DATA LINES:
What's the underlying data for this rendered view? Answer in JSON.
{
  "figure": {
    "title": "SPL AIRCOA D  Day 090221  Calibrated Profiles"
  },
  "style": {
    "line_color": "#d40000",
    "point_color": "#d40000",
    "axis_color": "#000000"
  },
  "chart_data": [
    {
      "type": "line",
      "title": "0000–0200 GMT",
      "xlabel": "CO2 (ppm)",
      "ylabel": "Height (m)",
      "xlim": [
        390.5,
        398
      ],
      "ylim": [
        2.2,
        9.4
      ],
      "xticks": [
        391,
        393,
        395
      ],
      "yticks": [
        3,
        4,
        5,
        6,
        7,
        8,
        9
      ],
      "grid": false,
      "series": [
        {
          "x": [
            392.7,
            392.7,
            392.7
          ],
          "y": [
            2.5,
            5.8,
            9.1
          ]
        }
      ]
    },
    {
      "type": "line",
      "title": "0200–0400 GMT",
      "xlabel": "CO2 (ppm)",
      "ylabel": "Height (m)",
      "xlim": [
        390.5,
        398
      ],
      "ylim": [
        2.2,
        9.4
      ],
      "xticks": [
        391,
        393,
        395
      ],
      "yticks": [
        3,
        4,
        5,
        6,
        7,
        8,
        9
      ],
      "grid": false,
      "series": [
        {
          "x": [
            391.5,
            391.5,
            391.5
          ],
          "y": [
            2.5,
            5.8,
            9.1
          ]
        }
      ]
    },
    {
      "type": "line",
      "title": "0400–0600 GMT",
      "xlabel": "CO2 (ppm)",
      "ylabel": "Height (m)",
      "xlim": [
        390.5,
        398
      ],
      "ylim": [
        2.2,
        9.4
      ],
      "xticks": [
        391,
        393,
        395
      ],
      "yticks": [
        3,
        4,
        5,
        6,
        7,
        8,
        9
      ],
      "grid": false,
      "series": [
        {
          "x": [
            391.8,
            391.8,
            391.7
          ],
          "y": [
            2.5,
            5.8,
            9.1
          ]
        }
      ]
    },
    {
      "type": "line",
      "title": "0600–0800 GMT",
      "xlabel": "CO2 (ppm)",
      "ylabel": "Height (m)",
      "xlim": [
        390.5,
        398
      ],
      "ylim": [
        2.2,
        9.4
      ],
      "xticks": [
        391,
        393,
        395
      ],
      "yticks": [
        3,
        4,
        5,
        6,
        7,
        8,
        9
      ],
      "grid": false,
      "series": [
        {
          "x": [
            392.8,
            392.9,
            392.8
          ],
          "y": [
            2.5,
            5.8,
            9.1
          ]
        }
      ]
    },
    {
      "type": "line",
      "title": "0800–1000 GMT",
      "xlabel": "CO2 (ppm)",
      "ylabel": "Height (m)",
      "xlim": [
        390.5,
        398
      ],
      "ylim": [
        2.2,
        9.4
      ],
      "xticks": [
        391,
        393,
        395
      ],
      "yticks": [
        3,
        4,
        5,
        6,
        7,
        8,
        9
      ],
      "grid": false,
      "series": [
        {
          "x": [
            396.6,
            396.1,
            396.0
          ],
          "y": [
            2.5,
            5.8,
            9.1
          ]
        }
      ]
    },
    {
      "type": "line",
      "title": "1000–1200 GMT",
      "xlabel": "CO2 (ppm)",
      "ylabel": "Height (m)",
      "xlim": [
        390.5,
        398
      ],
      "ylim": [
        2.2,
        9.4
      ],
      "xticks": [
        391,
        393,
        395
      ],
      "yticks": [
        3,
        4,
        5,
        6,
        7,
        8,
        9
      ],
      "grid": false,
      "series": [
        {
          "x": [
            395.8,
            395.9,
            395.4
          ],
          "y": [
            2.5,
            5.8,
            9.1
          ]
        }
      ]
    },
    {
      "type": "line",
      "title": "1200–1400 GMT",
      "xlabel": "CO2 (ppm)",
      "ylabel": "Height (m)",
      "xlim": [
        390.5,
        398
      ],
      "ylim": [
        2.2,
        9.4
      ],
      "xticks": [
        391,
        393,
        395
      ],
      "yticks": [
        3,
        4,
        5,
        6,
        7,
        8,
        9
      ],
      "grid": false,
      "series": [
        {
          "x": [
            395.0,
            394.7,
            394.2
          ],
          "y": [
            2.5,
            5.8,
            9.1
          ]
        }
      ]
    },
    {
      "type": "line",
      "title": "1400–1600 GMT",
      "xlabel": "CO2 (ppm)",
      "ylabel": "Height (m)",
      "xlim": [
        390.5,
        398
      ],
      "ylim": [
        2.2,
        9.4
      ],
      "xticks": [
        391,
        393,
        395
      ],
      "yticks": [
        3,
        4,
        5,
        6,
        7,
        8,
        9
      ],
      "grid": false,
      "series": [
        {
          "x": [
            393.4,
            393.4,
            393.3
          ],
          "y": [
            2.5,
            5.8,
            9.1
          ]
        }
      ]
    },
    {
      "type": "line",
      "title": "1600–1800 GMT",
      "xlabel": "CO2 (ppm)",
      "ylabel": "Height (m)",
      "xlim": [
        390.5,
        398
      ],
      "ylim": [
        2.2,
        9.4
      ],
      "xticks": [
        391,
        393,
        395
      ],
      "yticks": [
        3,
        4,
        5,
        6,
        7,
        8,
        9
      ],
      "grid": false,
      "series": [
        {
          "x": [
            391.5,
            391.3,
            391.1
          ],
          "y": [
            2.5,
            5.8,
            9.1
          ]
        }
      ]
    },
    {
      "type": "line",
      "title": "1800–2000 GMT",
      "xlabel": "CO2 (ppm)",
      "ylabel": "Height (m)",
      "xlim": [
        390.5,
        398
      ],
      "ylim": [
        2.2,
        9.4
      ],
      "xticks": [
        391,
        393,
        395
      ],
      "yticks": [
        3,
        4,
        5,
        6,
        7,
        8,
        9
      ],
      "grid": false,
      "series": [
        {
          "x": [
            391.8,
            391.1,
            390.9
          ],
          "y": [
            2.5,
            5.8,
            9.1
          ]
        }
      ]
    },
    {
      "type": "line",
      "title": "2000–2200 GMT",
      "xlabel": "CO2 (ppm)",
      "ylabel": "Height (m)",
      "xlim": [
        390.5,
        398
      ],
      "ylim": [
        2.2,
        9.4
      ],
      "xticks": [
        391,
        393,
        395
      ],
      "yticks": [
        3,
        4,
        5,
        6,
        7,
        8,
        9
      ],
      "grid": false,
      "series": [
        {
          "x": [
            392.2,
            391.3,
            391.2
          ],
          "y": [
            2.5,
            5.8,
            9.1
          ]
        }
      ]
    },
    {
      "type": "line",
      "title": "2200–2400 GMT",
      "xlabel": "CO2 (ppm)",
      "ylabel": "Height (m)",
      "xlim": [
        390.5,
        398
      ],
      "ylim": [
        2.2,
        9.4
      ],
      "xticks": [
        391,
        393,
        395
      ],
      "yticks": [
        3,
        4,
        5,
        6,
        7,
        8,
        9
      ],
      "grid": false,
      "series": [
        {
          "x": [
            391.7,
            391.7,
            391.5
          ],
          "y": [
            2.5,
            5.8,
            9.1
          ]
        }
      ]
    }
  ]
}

WHAT YOU WILL DO: Write down every line of the data exactly as it appears above.

SOLUTION:
What's the underlying data for this rendered view? Answer in JSON.
{
  "figure": {
    "title": "SPL AIRCOA D  Day 090221  Calibrated Profiles"
  },
  "style": {
    "line_color": "#d40000",
    "point_color": "#d40000",
    "axis_color": "#000000"
  },
  "chart_data": [
    {
      "type": "line",
      "title": "0000–0200 GMT",
      "xlabel": "CO2 (ppm)",
      "ylabel": "Height (m)",
      "xlim": [
        390.5,
        398
      ],
      "ylim": [
        2.2,
        9.4
      ],
      "xticks": [
        391,
        393,
        395
      ],
      "yticks": [
        3,
        4,
        5,
        6,
        7,
        8,
        9
      ],
      "grid": false,
      "series": [
        {
          "x": [
            392.7,
            392.7,
            392.7
          ],
          "y": [
            2.5,
            5.8,
            9.1
          ]
        }
      ]
    },
    {
      "type": "line",
      "title": "0200–0400 GMT",
      "xlabel": "CO2 (ppm)",
      "ylabel": "Height (m)",
      "xlim": [
        390.5,
        398
      ],
      "ylim": [
        2.2,
        9.4
      ],
      "xticks": [
        391,
        393,
        395
      ],
      "yticks": [
        3,
        4,
        5,
        6,
        7,
        8,
        9
      ],
      "grid": false,
      "series": [
        {
          "x": [
            391.5,
            391.5,
            391.5
          ],
          "y": [
            2.5,
            5.8,
            9.1
          ]
        }
      ]
    },
    {
      "type": "line",
      "title": "0400–0600 GMT",
      "xlabel": "CO2 (ppm)",
      "ylabel": "Height (m)",
      "xlim": [
        390.5,
        398
      ],
      "ylim": [
        2.2,
        9.4
      ],
      "xticks": [
        391,
        393,
        395
      ],
      "yticks": [
        3,
        4,
        5,
        6,
        7,
        8,
        9
      ],
      "grid": false,
      "series": [
        {
          "x": [
            391.8,
            391.8,
            391.7
          ],
          "y": [
            2.5,
            5.8,
            9.1
          ]
        }
      ]
    },
    {
      "type": "line",
      "title": "0600–0800 GMT",
      "xlabel": "CO2 (ppm)",
      "ylabel": "Height (m)",
      "xlim": [
        390.5,
        398
      ],
      "ylim": [
        2.2,
        9.4
      ],
      "xticks": [
        391,
        393,
        395
      ],
      "yticks": [
        3,
        4,
        5,
        6,
        7,
        8,
        9
      ],
      "grid": false,
      "series": [
        {
          "x": [
            392.8,
            392.9,
            392.8
          ],
          "y": [
            2.5,
            5.8,
            9.1
          ]
        }
      ]
    },
    {
      "type": "line",
      "title": "0800–1000 GMT",
      "xlabel": "CO2 (ppm)",
      "ylabel": "Height (m)",
      "xlim": [
        390.5,
        398
      ],
      "ylim": [
        2.2,
        9.4
      ],
      "xticks": [
        391,
        393,
        395
      ],
      "yticks": [
        3,
        4,
        5,
        6,
        7,
        8,
        9
      ],
      "grid": false,
      "series": [
        {
          "x": [
            396.6,
            396.1,
            396.0
          ],
          "y": [
            2.5,
            5.8,
            9.1
          ]
        }
      ]
    },
    {
      "type": "line",
      "title": "1000–1200 GMT",
      "xlabel": "CO2 (ppm)",
      "ylabel": "Height (m)",
      "xlim": [
        390.5,
        398
      ],
      "ylim": [
        2.2,
        9.4
      ],
      "xticks": [
        391,
        393,
        395
      ],
      "yticks": [
        3,
        4,
        5,
        6,
        7,
        8,
        9
      ],
      "grid": false,
      "series": [
        {
          "x": [
            395.8,
            395.9,
            395.4
          ],
          "y": [
            2.5,
            5.8,
            9.1
          ]
        }
      ]
    },
    {
      "type": "line",
      "title": "1200–1400 GMT",
      "xlabel": "CO2 (ppm)",
      "ylabel": "Height (m)",
      "xlim": [
        390.5,
        398
      ],
      "ylim": [
        2.2,
        9.4
      ],
      "xticks": [
        391,
        393,
        395
      ],
      "yticks": [
        3,
        4,
        5,
        6,
        7,
        8,
        9
      ],
      "grid": false,
      "series": [
        {
          "x": [
            395.0,
            394.7,
            394.2
          ],
          "y": [
            2.5,
            5.8,
            9.1
          ]
        }
      ]
    },
    {
      "type": "line",
      "title": "1400–1600 GMT",
      "xlabel": "CO2 (ppm)",
      "ylabel": "Height (m)",
      "xlim": [
        390.5,
        398
      ],
      "ylim": [
        2.2,
        9.4
      ],
      "xticks": [
        391,
        393,
        395
      ],
      "yticks": [
        3,
        4,
        5,
        6,
        7,
        8,
        9
      ],
      "grid": false,
      "series": [
        {
          "x": [
            393.4,
            393.4,
            393.3
          ],
          "y": [
            2.5,
            5.8,
            9.1
          ]
        }
      ]
    },
    {
      "type": "line",
      "title": "1600–1800 GMT",
      "xlabel": "CO2 (ppm)",
      "ylabel": "Height (m)",
      "xlim": [
        390.5,
        398
      ],
      "ylim": [
        2.2,
        9.4
      ],
      "xticks": [
        391,
        393,
        395
      ],
      "yticks": [
        3,
        4,
        5,
        6,
        7,
        8,
        9
      ],
      "grid": false,
      "series": [
        {
          "x": [
            391.5,
            391.3,
            391.1
          ],
          "y": [
            2.5,
            5.8,
            9.1
          ]
        }
      ]
    },
    {
      "type": "line",
      "title": "1800–2000 GMT",
      "xlabel": "CO2 (ppm)",
      "ylabel": "Height (m)",
      "xlim": [
        390.5,
        398
      ],
      "ylim": [
        2.2,
        9.4
      ],
      "xticks": [
        391,
        393,
        395
      ],
      "yticks": [
        3,
        4,
        5,
        6,
        7,
        8,
        9
      ],
      "grid": false,
      "series": [
        {
          "x": [
            391.8,
            391.1,
            390.9
          ],
          "y": [
            2.5,
            5.8,
            9.1
          ]
        }
      ]
    },
    {
      "type": "line",
      "title": "2000–2200 GMT",
      "xlabel": "CO2 (ppm)",
      "ylabel": "Height (m)",
      "xlim": [
        390.5,
        398
      ],
      "ylim": [
        2.2,
        9.4
      ],
      "xticks": [
        391,
        393,
        395
      ],
      "yticks": [
        3,
        4,
        5,
        6,
        7,
        8,
        9
      ],
      "grid": false,
      "series": [
        {
          "x": [
            392.2,
            391.3,
            391.2
          ],
          "y": [
            2.5,
            5.8,
            9.1
          ]
        }
      ]
    },
    {
      "type": "line",
      "title": "2200–2400 GMT",
      "xlabel": "CO2 (ppm)",
      "ylabel": "Height (m)",
      "xlim": [
        390.5,
        398
      ],
      "ylim": [
        2.2,
        9.4
      ],
      "xticks": [
        391,
        393,
        395
      ],
      "yticks": [
        3,
        4,
        5,
        6,
        7,
        8,
        9
      ],
      "grid": false,
      "series": [
        {
          "x": [
            391.7,
            391.7,
            391.5
          ],
          "y": [
            2.5,
            5.8,
            9.1
          ]
        }
      ]
    }
  ]
}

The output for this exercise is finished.